> What the exercise asks
Find each line containing the string "Board" and return it.

> Data records
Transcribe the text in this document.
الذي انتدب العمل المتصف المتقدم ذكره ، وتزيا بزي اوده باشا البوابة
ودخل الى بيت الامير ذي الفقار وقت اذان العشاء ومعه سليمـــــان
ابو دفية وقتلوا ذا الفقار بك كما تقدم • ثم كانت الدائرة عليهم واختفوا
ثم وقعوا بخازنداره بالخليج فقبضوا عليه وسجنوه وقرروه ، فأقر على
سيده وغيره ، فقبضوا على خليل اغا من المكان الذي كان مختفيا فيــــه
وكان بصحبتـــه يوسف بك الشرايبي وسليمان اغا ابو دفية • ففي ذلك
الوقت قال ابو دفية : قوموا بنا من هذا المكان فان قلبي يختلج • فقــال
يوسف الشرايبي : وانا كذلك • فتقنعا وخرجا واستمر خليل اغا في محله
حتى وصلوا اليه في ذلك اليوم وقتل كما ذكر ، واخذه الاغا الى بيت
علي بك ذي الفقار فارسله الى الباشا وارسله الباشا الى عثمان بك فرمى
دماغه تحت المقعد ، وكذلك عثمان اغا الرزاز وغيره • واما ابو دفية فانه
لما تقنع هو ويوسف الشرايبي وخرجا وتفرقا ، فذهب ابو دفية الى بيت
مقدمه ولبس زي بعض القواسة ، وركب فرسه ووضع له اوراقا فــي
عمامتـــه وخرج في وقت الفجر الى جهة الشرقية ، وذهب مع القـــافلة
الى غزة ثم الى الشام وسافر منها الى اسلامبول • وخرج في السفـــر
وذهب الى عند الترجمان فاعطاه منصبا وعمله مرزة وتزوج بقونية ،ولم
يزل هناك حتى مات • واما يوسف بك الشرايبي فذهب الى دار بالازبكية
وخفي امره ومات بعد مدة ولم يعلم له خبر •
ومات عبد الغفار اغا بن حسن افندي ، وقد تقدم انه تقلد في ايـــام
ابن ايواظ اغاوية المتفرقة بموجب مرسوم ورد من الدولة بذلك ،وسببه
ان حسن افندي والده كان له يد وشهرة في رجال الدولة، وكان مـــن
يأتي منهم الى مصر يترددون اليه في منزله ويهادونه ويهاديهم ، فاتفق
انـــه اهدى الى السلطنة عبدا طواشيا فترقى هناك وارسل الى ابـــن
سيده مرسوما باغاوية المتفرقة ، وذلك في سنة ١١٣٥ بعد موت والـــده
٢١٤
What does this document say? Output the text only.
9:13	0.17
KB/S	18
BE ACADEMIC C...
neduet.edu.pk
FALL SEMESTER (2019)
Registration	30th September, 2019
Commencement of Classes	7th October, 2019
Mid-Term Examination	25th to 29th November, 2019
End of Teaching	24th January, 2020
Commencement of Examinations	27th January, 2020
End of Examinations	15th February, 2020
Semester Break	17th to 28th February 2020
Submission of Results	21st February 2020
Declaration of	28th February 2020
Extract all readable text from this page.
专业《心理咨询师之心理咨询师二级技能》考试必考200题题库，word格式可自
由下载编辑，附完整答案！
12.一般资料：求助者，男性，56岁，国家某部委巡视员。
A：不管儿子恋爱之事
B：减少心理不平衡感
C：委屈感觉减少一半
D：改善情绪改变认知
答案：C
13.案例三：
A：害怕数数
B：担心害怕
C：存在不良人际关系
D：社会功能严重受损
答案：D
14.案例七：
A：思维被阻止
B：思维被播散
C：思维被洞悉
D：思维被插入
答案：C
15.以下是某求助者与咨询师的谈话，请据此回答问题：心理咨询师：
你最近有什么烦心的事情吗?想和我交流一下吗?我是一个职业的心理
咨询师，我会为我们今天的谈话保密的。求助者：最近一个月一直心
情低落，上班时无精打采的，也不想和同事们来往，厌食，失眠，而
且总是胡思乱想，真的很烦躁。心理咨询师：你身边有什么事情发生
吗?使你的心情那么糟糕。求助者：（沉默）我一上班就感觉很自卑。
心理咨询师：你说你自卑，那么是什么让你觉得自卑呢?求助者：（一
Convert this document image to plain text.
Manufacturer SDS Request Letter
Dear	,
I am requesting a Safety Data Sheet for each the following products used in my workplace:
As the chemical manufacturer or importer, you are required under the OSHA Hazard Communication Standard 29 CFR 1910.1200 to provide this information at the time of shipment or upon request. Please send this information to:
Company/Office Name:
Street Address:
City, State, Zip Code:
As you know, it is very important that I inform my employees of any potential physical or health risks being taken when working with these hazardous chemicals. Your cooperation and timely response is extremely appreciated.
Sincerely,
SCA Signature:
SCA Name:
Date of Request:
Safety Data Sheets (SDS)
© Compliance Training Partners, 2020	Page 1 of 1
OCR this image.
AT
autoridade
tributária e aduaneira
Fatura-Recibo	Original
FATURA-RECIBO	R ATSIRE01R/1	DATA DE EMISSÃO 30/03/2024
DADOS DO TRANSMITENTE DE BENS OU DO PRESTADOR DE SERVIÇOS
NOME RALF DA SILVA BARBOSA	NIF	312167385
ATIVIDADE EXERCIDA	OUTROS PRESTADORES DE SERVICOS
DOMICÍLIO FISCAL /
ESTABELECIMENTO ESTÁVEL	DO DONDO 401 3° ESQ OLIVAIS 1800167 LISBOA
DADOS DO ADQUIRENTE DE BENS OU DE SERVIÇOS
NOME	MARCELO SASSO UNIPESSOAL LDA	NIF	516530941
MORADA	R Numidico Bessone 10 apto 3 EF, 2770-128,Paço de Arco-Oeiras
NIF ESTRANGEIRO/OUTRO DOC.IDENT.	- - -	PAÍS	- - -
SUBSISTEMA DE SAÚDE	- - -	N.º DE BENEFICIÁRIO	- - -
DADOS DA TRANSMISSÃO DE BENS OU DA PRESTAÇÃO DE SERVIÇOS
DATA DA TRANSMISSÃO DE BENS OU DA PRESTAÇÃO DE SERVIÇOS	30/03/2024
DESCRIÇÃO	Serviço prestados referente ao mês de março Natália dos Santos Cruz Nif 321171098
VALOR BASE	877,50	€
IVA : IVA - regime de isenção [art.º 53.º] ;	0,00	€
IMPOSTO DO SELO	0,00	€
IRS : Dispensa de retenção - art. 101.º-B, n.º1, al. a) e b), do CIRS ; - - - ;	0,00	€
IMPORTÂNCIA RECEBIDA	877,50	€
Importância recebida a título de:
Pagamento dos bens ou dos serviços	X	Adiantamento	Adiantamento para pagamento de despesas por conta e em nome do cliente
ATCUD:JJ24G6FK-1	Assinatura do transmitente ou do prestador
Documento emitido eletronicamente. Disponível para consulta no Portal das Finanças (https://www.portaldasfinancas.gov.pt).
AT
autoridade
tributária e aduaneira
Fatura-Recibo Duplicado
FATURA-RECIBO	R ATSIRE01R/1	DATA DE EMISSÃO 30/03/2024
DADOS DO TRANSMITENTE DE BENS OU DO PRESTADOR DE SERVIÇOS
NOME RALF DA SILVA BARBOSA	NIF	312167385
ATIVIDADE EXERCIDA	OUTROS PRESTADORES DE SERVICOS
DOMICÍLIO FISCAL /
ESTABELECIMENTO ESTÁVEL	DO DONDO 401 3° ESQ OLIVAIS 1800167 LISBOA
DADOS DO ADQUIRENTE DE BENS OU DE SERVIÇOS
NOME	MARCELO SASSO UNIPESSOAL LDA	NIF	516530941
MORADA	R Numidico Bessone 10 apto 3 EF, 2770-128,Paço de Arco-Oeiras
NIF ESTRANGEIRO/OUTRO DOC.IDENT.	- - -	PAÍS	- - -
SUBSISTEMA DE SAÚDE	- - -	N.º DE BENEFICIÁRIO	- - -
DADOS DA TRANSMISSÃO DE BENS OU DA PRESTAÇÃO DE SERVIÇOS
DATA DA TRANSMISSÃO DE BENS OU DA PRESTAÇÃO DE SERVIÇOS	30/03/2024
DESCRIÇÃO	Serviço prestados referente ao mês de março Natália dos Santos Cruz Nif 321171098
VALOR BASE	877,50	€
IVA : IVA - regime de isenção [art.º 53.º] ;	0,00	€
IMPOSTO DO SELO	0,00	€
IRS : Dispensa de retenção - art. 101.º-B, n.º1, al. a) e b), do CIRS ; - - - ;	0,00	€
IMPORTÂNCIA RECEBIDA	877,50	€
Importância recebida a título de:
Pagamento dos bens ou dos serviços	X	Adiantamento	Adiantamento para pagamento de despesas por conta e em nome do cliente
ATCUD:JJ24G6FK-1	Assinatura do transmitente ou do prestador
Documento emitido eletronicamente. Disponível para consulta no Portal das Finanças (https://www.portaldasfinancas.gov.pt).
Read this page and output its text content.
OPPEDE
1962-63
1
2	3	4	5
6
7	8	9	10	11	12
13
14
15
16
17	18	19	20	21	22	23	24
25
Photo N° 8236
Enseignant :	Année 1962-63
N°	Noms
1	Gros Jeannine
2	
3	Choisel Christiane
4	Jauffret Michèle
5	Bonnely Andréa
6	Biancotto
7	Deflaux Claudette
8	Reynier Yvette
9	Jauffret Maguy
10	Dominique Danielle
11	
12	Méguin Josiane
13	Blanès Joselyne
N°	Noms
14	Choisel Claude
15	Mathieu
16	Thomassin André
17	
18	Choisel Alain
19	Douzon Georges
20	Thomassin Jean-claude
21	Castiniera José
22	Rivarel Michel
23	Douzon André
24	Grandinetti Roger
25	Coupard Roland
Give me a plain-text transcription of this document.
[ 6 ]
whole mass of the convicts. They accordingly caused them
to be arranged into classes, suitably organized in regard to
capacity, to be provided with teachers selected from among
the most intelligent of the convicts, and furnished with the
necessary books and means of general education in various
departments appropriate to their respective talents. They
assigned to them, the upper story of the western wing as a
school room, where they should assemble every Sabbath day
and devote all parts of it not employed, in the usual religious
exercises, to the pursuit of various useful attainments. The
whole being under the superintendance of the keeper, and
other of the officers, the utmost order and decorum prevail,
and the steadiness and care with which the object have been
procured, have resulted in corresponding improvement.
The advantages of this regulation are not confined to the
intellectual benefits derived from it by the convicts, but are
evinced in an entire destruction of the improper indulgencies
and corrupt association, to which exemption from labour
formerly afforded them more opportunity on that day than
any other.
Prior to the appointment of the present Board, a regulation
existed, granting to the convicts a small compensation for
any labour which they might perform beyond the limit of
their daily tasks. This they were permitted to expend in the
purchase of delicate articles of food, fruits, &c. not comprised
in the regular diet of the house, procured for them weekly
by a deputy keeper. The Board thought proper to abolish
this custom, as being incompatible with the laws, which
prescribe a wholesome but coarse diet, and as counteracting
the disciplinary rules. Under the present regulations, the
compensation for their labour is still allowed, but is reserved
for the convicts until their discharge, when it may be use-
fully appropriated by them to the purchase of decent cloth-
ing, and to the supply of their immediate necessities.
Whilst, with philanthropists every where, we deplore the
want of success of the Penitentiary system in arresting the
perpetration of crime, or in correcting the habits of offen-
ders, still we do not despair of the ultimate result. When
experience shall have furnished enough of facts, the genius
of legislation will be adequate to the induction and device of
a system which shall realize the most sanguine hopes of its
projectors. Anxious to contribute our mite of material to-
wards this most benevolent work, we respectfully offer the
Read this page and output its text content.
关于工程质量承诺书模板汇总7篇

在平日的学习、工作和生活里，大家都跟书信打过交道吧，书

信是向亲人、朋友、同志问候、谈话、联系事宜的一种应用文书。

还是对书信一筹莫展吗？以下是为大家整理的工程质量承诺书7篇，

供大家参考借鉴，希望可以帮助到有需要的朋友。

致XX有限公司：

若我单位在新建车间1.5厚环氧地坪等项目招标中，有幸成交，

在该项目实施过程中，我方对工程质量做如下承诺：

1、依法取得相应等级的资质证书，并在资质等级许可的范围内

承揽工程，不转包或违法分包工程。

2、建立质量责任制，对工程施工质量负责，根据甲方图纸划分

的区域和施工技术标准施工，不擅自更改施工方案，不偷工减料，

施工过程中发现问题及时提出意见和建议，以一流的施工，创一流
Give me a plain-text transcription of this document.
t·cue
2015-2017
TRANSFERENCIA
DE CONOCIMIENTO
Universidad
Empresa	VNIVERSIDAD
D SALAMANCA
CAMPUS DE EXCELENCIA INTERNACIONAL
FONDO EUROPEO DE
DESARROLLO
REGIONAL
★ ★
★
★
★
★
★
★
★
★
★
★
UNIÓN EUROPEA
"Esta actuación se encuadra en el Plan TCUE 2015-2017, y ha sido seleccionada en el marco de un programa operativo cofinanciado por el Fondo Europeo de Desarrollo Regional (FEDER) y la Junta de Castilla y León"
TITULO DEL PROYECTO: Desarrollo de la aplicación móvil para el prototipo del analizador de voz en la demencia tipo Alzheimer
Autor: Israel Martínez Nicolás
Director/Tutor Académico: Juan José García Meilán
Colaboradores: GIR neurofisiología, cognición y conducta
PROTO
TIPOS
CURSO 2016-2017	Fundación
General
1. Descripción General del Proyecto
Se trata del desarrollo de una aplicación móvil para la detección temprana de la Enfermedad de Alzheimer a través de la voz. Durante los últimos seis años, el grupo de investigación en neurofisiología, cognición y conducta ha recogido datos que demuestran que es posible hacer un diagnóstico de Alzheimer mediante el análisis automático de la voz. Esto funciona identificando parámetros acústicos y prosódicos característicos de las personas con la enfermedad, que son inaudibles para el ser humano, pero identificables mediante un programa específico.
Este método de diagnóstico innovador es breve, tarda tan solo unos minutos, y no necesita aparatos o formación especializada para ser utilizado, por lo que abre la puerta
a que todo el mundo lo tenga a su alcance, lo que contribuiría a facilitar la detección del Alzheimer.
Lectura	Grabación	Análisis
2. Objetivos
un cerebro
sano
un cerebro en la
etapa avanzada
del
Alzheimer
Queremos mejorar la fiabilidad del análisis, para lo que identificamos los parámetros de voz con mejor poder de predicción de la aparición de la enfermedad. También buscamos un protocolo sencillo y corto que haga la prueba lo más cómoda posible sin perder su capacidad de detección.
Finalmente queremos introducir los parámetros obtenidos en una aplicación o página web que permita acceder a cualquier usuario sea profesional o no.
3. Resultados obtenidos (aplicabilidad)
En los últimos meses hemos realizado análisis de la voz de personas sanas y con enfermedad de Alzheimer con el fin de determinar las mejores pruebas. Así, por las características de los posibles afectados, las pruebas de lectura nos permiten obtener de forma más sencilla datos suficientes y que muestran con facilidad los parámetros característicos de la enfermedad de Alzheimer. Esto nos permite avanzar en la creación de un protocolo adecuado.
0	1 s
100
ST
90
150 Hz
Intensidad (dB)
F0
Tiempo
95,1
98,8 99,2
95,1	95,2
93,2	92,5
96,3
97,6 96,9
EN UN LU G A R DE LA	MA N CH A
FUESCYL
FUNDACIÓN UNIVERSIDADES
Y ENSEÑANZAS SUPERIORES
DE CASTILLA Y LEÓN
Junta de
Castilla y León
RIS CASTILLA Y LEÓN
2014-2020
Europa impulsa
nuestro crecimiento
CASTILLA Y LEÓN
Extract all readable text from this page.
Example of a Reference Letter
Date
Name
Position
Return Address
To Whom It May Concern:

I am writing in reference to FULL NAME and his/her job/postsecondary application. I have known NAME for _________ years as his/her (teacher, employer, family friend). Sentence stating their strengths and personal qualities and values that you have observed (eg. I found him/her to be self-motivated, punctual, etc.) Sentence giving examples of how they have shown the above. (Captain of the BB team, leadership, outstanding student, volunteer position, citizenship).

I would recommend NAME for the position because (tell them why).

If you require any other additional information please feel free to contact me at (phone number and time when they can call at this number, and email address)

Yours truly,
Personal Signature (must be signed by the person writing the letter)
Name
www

> Finished task
Prior to the appointment of the present Board, a regulation
by a deputy keeper. The Board thought proper to abolish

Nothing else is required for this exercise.